Requirements
Without skipping anything, write out each record below exactly.

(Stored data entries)
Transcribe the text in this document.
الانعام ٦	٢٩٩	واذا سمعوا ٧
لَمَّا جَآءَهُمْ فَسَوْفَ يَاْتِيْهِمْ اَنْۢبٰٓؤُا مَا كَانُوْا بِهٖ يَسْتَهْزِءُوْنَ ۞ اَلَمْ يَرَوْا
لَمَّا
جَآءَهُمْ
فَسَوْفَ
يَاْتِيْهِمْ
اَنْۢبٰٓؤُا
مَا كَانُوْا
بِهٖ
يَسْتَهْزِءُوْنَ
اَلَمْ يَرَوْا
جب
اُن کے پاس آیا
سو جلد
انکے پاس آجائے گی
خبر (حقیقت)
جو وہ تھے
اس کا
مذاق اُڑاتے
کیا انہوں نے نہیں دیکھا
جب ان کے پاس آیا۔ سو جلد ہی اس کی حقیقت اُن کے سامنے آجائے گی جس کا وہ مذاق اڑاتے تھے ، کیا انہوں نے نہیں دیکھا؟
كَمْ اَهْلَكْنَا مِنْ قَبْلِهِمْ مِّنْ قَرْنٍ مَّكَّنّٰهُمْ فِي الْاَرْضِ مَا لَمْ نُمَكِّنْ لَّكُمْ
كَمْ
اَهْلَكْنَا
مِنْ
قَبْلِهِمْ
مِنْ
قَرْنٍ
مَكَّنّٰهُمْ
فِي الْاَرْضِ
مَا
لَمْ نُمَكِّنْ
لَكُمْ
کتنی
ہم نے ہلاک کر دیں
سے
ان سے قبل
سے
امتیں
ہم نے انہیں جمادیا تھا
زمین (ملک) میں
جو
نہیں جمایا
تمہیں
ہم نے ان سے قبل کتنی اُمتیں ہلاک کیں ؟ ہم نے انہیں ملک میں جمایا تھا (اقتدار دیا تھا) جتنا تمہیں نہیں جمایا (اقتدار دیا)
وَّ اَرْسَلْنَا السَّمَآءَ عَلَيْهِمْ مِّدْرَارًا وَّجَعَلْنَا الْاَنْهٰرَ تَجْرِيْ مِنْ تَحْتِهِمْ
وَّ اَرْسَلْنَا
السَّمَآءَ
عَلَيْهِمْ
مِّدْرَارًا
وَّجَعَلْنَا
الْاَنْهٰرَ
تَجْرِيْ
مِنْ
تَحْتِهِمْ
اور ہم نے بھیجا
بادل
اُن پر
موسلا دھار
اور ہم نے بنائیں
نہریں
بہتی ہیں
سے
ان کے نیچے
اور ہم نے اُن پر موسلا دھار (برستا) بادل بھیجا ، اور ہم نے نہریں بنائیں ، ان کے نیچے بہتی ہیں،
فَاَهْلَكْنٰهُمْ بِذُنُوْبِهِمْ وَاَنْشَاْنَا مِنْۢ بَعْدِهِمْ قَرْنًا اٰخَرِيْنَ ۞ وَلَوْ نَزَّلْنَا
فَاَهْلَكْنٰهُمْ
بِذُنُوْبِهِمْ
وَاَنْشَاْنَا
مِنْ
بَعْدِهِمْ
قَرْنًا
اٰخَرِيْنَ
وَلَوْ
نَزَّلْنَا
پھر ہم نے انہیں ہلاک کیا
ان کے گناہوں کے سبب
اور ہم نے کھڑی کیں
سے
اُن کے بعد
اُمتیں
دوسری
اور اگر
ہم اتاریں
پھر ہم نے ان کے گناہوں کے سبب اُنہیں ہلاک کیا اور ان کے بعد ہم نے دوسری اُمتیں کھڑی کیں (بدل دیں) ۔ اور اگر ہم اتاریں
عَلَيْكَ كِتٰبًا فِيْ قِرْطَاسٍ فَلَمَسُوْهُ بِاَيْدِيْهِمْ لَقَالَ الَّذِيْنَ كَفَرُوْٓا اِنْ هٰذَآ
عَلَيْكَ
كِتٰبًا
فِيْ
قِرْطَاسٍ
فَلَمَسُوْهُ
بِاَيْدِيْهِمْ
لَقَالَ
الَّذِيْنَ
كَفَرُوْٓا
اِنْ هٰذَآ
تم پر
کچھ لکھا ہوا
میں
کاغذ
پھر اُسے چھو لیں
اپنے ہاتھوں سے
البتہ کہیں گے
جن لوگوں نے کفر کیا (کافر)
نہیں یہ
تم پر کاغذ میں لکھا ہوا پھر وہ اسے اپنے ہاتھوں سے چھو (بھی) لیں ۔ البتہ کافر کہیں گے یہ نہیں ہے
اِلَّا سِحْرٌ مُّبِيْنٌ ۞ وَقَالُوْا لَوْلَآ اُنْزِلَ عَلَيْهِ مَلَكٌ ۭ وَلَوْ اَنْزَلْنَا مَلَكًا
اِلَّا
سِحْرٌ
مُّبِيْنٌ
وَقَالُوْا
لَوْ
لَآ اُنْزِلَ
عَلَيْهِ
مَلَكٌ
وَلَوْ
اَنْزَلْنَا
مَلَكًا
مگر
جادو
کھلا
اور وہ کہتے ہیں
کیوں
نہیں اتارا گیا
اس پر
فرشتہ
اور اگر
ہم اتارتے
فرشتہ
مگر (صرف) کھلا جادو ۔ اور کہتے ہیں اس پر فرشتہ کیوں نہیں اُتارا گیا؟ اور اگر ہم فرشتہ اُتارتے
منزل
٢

Answer to the task
Transcribe the text in this document.
الانعام ٦	٢٩٩	واذا سمعوا ٧
لَمَّا جَآءَهُمْ فَسَوْفَ يَاْتِيْهِمْ اَنْۢبٰٓؤُا مَا كَانُوْا بِهٖ يَسْتَهْزِءُوْنَ ۞ اَلَمْ يَرَوْا
لَمَّا
جَآءَهُمْ
فَسَوْفَ
يَاْتِيْهِمْ
اَنْۢبٰٓؤُا
مَا كَانُوْا
بِهٖ
يَسْتَهْزِءُوْنَ
اَلَمْ يَرَوْا
جب
اُن کے پاس آیا
سو جلد
انکے پاس آجائے گی
خبر (حقیقت)
جو وہ تھے
اس کا
مذاق اُڑاتے
کیا انہوں نے نہیں دیکھا
جب ان کے پاس آیا۔ سو جلد ہی اس کی حقیقت اُن کے سامنے آجائے گی جس کا وہ مذاق اڑاتے تھے ، کیا انہوں نے نہیں دیکھا؟
كَمْ اَهْلَكْنَا مِنْ قَبْلِهِمْ مِّنْ قَرْنٍ مَّكَّنّٰهُمْ فِي الْاَرْضِ مَا لَمْ نُمَكِّنْ لَّكُمْ
كَمْ
اَهْلَكْنَا
مِنْ
قَبْلِهِمْ
مِنْ
قَرْنٍ
مَكَّنّٰهُمْ
فِي الْاَرْضِ
مَا
لَمْ نُمَكِّنْ
لَكُمْ
کتنی
ہم نے ہلاک کر دیں
سے
ان سے قبل
سے
امتیں
ہم نے انہیں جمادیا تھا
زمین (ملک) میں
جو
نہیں جمایا
تمہیں
ہم نے ان سے قبل کتنی اُمتیں ہلاک کیں ؟ ہم نے انہیں ملک میں جمایا تھا (اقتدار دیا تھا) جتنا تمہیں نہیں جمایا (اقتدار دیا)
وَّ اَرْسَلْنَا السَّمَآءَ عَلَيْهِمْ مِّدْرَارًا وَّجَعَلْنَا الْاَنْهٰرَ تَجْرِيْ مِنْ تَحْتِهِمْ
وَّ اَرْسَلْنَا
السَّمَآءَ
عَلَيْهِمْ
مِّدْرَارًا
وَّجَعَلْنَا
الْاَنْهٰرَ
تَجْرِيْ
مِنْ
تَحْتِهِمْ
اور ہم نے بھیجا
بادل
اُن پر
موسلا دھار
اور ہم نے بنائیں
نہریں
بہتی ہیں
سے
ان کے نیچے
اور ہم نے اُن پر موسلا دھار (برستا) بادل بھیجا ، اور ہم نے نہریں بنائیں ، ان کے نیچے بہتی ہیں،
فَاَهْلَكْنٰهُمْ بِذُنُوْبِهِمْ وَاَنْشَاْنَا مِنْۢ بَعْدِهِمْ قَرْنًا اٰخَرِيْنَ ۞ وَلَوْ نَزَّلْنَا
فَاَهْلَكْنٰهُمْ
بِذُنُوْبِهِمْ
وَاَنْشَاْنَا
مِنْ
بَعْدِهِمْ
قَرْنًا
اٰخَرِيْنَ
وَلَوْ
نَزَّلْنَا
پھر ہم نے انہیں ہلاک کیا
ان کے گناہوں کے سبب
اور ہم نے کھڑی کیں
سے
اُن کے بعد
اُمتیں
دوسری
اور اگر
ہم اتاریں
پھر ہم نے ان کے گناہوں کے سبب اُنہیں ہلاک کیا اور ان کے بعد ہم نے دوسری اُمتیں کھڑی کیں (بدل دیں) ۔ اور اگر ہم اتاریں
عَلَيْكَ كِتٰبًا فِيْ قِرْطَاسٍ فَلَمَسُوْهُ بِاَيْدِيْهِمْ لَقَالَ الَّذِيْنَ كَفَرُوْٓا اِنْ هٰذَآ
عَلَيْكَ
كِتٰبًا
فِيْ
قِرْطَاسٍ
فَلَمَسُوْهُ
بِاَيْدِيْهِمْ
لَقَالَ
الَّذِيْنَ
كَفَرُوْٓا
اِنْ هٰذَآ
تم پر
کچھ لکھا ہوا
میں
کاغذ
پھر اُسے چھو لیں
اپنے ہاتھوں سے
البتہ کہیں گے
جن لوگوں نے کفر کیا (کافر)
نہیں یہ
تم پر کاغذ میں لکھا ہوا پھر وہ اسے اپنے ہاتھوں سے چھو (بھی) لیں ۔ البتہ کافر کہیں گے یہ نہیں ہے
اِلَّا سِحْرٌ مُّبِيْنٌ ۞ وَقَالُوْا لَوْلَآ اُنْزِلَ عَلَيْهِ مَلَكٌ ۭ وَلَوْ اَنْزَلْنَا مَلَكًا
اِلَّا
سِحْرٌ
مُّبِيْنٌ
وَقَالُوْا
لَوْ
لَآ اُنْزِلَ
عَلَيْهِ
مَلَكٌ
وَلَوْ
اَنْزَلْنَا
مَلَكًا
مگر
جادو
کھلا
اور وہ کہتے ہیں
کیوں
نہیں اتارا گیا
اس پر
فرشتہ
اور اگر
ہم اتارتے
فرشتہ
مگر (صرف) کھلا جادو ۔ اور کہتے ہیں اس پر فرشتہ کیوں نہیں اُتارا گیا؟ اور اگر ہم فرشتہ اُتارتے
منزل
٢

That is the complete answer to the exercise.